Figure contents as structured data
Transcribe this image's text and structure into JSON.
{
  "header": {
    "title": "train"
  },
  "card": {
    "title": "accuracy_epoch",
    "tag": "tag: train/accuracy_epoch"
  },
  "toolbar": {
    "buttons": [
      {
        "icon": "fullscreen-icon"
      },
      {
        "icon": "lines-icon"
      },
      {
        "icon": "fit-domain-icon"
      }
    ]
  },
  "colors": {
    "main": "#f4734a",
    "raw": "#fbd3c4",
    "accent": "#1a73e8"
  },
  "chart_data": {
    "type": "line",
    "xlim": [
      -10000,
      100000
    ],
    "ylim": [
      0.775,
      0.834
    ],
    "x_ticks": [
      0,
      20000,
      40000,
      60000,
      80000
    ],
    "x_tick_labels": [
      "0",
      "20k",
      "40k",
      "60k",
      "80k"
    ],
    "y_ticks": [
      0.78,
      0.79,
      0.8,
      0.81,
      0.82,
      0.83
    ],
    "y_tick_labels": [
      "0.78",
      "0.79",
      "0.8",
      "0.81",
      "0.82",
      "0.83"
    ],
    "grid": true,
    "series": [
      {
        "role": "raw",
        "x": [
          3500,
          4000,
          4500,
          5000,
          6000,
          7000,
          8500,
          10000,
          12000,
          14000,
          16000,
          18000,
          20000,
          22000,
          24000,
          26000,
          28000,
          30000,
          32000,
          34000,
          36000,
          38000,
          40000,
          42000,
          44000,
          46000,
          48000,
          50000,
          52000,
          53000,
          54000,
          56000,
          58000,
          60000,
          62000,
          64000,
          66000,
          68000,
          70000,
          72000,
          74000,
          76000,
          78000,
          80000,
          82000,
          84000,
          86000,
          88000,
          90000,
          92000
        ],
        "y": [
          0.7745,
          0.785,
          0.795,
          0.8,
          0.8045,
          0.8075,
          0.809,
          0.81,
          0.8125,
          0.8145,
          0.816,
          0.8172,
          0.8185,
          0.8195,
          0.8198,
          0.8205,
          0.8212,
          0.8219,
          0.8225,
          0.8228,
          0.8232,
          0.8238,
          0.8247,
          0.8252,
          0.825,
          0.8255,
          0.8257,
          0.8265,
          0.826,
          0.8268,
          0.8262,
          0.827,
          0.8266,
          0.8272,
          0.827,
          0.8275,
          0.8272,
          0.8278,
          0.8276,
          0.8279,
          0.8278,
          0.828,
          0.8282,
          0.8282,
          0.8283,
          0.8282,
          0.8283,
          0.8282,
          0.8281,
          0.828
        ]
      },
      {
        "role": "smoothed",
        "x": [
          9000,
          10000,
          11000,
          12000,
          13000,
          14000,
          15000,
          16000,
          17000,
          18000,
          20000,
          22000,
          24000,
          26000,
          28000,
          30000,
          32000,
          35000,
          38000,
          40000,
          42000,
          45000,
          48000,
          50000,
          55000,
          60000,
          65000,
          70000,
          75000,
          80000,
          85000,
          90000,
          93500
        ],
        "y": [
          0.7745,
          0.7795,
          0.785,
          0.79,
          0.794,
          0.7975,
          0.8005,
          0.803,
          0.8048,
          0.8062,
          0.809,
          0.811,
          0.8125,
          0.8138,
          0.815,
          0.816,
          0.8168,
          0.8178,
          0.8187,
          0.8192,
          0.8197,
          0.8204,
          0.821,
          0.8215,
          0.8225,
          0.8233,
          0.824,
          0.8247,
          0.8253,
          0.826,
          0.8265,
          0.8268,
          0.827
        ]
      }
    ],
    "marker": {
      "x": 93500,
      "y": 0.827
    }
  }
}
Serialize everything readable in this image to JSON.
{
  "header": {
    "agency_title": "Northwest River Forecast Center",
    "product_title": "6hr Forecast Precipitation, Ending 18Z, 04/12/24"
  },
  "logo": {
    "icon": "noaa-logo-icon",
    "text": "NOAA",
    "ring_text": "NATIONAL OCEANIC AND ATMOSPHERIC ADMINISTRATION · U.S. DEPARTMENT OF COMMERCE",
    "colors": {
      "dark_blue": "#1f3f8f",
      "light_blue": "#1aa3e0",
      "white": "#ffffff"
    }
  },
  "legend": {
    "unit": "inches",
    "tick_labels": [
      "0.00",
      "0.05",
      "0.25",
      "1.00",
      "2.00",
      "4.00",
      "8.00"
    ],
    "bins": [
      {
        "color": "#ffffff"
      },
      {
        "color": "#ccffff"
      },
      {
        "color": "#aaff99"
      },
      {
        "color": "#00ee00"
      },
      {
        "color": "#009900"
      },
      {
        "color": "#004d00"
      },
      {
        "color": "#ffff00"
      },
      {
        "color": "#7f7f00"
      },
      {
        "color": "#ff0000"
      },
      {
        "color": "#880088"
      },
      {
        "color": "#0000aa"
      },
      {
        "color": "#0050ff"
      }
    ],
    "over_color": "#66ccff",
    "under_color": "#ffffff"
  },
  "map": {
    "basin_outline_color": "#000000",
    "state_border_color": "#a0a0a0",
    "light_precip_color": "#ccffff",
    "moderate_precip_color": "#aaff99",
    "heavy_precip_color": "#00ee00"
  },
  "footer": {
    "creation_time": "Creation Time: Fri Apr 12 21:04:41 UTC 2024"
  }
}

▶ _Your task_
Go through the listing above and report how many of its lines contain the word "train", with only the number as output.

▶ _In response_
2